## Begin Supplied data

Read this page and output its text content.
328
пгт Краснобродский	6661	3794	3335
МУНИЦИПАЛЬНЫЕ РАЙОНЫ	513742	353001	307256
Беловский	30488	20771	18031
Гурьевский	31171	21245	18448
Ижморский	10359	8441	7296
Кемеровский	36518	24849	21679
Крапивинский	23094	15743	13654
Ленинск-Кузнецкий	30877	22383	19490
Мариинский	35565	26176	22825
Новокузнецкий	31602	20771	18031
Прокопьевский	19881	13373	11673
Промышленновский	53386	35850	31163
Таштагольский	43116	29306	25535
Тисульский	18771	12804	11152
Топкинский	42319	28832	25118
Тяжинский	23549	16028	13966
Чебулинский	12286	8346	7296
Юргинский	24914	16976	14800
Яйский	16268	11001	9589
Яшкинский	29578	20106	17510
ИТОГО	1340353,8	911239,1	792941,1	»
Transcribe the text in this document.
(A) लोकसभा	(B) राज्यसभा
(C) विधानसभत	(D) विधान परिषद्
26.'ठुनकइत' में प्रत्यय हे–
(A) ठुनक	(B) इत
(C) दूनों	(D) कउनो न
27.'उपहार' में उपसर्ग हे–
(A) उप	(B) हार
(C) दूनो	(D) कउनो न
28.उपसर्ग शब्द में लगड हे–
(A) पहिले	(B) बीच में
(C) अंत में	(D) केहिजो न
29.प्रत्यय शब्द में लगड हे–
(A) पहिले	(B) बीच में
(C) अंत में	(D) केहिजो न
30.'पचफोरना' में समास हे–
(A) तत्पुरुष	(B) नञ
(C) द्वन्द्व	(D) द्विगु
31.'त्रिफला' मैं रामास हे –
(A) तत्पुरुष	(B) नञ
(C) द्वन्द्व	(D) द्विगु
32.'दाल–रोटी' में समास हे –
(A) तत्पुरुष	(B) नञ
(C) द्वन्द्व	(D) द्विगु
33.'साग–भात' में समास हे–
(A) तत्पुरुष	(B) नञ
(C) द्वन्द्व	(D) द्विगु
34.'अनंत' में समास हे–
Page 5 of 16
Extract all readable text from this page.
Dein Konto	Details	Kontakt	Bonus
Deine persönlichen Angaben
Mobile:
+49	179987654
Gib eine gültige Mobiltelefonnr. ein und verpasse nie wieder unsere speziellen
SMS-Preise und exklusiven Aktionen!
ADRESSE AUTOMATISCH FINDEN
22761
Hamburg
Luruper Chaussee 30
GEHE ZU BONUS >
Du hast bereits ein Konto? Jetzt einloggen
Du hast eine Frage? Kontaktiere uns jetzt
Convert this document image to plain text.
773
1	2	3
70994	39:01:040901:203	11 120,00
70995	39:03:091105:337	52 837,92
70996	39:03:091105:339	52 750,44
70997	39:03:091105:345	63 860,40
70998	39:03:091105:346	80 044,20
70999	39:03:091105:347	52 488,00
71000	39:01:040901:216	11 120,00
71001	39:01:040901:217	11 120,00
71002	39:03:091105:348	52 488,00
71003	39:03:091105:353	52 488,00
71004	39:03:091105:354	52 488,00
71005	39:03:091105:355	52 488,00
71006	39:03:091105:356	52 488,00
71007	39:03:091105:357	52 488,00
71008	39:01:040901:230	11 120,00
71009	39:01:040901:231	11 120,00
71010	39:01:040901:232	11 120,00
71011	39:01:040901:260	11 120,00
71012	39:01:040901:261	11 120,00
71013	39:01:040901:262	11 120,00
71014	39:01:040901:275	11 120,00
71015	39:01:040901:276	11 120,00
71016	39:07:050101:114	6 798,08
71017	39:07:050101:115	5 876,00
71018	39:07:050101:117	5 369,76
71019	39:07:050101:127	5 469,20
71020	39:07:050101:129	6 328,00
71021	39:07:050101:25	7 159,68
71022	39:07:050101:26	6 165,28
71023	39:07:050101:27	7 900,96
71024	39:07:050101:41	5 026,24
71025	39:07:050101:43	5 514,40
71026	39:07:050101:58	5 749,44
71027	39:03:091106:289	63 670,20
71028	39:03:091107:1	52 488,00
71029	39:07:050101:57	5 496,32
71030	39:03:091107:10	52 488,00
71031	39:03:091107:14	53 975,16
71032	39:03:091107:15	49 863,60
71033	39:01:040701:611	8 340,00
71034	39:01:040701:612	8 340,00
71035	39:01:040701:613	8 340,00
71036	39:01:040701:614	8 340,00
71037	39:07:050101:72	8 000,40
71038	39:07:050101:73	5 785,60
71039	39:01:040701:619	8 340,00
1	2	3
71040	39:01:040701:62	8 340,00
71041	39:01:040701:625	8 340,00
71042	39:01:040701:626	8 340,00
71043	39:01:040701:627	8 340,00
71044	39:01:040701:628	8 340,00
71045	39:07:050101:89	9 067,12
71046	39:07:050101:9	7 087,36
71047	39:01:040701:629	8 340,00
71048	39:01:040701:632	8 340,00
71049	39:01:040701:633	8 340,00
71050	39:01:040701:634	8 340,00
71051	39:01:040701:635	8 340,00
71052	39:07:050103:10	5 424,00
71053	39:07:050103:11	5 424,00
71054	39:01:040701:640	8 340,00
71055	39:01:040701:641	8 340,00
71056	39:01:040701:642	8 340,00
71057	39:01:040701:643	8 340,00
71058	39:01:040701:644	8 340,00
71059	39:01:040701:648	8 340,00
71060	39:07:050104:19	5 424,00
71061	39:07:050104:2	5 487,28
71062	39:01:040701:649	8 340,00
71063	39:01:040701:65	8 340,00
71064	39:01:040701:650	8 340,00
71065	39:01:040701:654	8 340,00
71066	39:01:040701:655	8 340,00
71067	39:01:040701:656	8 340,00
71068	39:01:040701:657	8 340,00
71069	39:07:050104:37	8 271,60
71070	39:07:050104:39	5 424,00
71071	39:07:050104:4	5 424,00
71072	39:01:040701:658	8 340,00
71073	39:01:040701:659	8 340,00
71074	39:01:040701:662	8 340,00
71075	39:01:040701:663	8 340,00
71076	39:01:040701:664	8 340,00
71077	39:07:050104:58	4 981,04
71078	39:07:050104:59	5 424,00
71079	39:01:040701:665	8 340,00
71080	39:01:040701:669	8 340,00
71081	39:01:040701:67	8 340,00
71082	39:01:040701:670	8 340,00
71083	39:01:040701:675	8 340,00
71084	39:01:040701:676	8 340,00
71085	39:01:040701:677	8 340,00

## End Supplied data

> _Exercise brief_: Above are some records; repeat all of them exactly.

> _Answer to the task_:
Read this page and output its text content.
328
пгт Краснобродский	6661	3794	3335
МУНИЦИПАЛЬНЫЕ РАЙОНЫ	513742	353001	307256
Беловский	30488	20771	18031
Гурьевский	31171	21245	18448
Ижморский	10359	8441	7296
Кемеровский	36518	24849	21679
Крапивинский	23094	15743	13654
Ленинск-Кузнецкий	30877	22383	19490
Мариинский	35565	26176	22825
Новокузнецкий	31602	20771	18031
Прокопьевский	19881	13373	11673
Промышленновский	53386	35850	31163
Таштагольский	43116	29306	25535
Тисульский	18771	12804	11152
Топкинский	42319	28832	25118
Тяжинский	23549	16028	13966
Чебулинский	12286	8346	7296
Юргинский	24914	16976	14800
Яйский	16268	11001	9589
Яшкинский	29578	20106	17510
ИТОГО	1340353,8	911239,1	792941,1	»
Transcribe the text in this document.
(A) लोकसभा	(B) राज्यसभा
(C) विधानसभत	(D) विधान परिषद्
26.'ठुनकइत' में प्रत्यय हे–
(A) ठुनक	(B) इत
(C) दूनों	(D) कउनो न
27.'उपहार' में उपसर्ग हे–
(A) उप	(B) हार
(C) दूनो	(D) कउनो न
28.उपसर्ग शब्द में लगड हे–
(A) पहिले	(B) बीच में
(C) अंत में	(D) केहिजो न
29.प्रत्यय शब्द में लगड हे–
(A) पहिले	(B) बीच में
(C) अंत में	(D) केहिजो न
30.'पचफोरना' में समास हे–
(A) तत्पुरुष	(B) नञ
(C) द्वन्द्व	(D) द्विगु
31.'त्रिफला' मैं रामास हे –
(A) तत्पुरुष	(B) नञ
(C) द्वन्द्व	(D) द्विगु
32.'दाल–रोटी' में समास हे –
(A) तत्पुरुष	(B) नञ
(C) द्वन्द्व	(D) द्विगु
33.'साग–भात' में समास हे–
(A) तत्पुरुष	(B) नञ
(C) द्वन्द्व	(D) द्विगु
34.'अनंत' में समास हे–
Page 5 of 16
Extract all readable text from this page.
Dein Konto	Details	Kontakt	Bonus
Deine persönlichen Angaben
Mobile:
+49	179987654
Gib eine gültige Mobiltelefonnr. ein und verpasse nie wieder unsere speziellen
SMS-Preise und exklusiven Aktionen!
ADRESSE AUTOMATISCH FINDEN
22761
Hamburg
Luruper Chaussee 30
GEHE ZU BONUS >
Du hast bereits ein Konto? Jetzt einloggen
Du hast eine Frage? Kontaktiere uns jetzt
Convert this document image to plain text.
773
1	2	3
70994	39:01:040901:203	11 120,00
70995	39:03:091105:337	52 837,92
70996	39:03:091105:339	52 750,44
70997	39:03:091105:345	63 860,40
70998	39:03:091105:346	80 044,20
70999	39:03:091105:347	52 488,00
71000	39:01:040901:216	11 120,00
71001	39:01:040901:217	11 120,00
71002	39:03:091105:348	52 488,00
71003	39:03:091105:353	52 488,00
71004	39:03:091105:354	52 488,00
71005	39:03:091105:355	52 488,00
71006	39:03:091105:356	52 488,00
71007	39:03:091105:357	52 488,00
71008	39:01:040901:230	11 120,00
71009	39:01:040901:231	11 120,00
71010	39:01:040901:232	11 120,00
71011	39:01:040901:260	11 120,00
71012	39:01:040901:261	11 120,00
71013	39:01:040901:262	11 120,00
71014	39:01:040901:275	11 120,00
71015	39:01:040901:276	11 120,00
71016	39:07:050101:114	6 798,08
71017	39:07:050101:115	5 876,00
71018	39:07:050101:117	5 369,76
71019	39:07:050101:127	5 469,20
71020	39:07:050101:129	6 328,00
71021	39:07:050101:25	7 159,68
71022	39:07:050101:26	6 165,28
71023	39:07:050101:27	7 900,96
71024	39:07:050101:41	5 026,24
71025	39:07:050101:43	5 514,40
71026	39:07:050101:58	5 749,44
71027	39:03:091106:289	63 670,20
71028	39:03:091107:1	52 488,00
71029	39:07:050101:57	5 496,32
71030	39:03:091107:10	52 488,00
71031	39:03:091107:14	53 975,16
71032	39:03:091107:15	49 863,60
71033	39:01:040701:611	8 340,00
71034	39:01:040701:612	8 340,00
71035	39:01:040701:613	8 340,00
71036	39:01:040701:614	8 340,00
71037	39:07:050101:72	8 000,40
71038	39:07:050101:73	5 785,60
71039	39:01:040701:619	8 340,00
1	2	3
71040	39:01:040701:62	8 340,00
71041	39:01:040701:625	8 340,00
71042	39:01:040701:626	8 340,00
71043	39:01:040701:627	8 340,00
71044	39:01:040701:628	8 340,00
71045	39:07:050101:89	9 067,12
71046	39:07:050101:9	7 087,36
71047	39:01:040701:629	8 340,00
71048	39:01:040701:632	8 340,00
71049	39:01:040701:633	8 340,00
71050	39:01:040701:634	8 340,00
71051	39:01:040701:635	8 340,00
71052	39:07:050103:10	5 424,00
71053	39:07:050103:11	5 424,00
71054	39:01:040701:640	8 340,00
71055	39:01:040701:641	8 340,00
71056	39:01:040701:642	8 340,00
71057	39:01:040701:643	8 340,00
71058	39:01:040701:644	8 340,00
71059	39:01:040701:648	8 340,00
71060	39:07:050104:19	5 424,00
71061	39:07:050104:2	5 487,28
71062	39:01:040701:649	8 340,00
71063	39:01:040701:65	8 340,00
71064	39:01:040701:650	8 340,00
71065	39:01:040701:654	8 340,00
71066	39:01:040701:655	8 340,00
71067	39:01:040701:656	8 340,00
71068	39:01:040701:657	8 340,00
71069	39:07:050104:37	8 271,60
71070	39:07:050104:39	5 424,00
71071	39:07:050104:4	5 424,00
71072	39:01:040701:658	8 340,00
71073	39:01:040701:659	8 340,00
71074	39:01:040701:662	8 340,00
71075	39:01:040701:663	8 340,00
71076	39:01:040701:664	8 340,00
71077	39:07:050104:58	4 981,04
71078	39:07:050104:59	5 424,00
71079	39:01:040701:665	8 340,00
71080	39:01:040701:669	8 340,00
71081	39:01:040701:67	8 340,00
71082	39:01:040701:670	8 340,00
71083	39:01:040701:675	8 340,00
71084	39:01:040701:676	8 340,00
71085	39:01:040701:677	8 340,00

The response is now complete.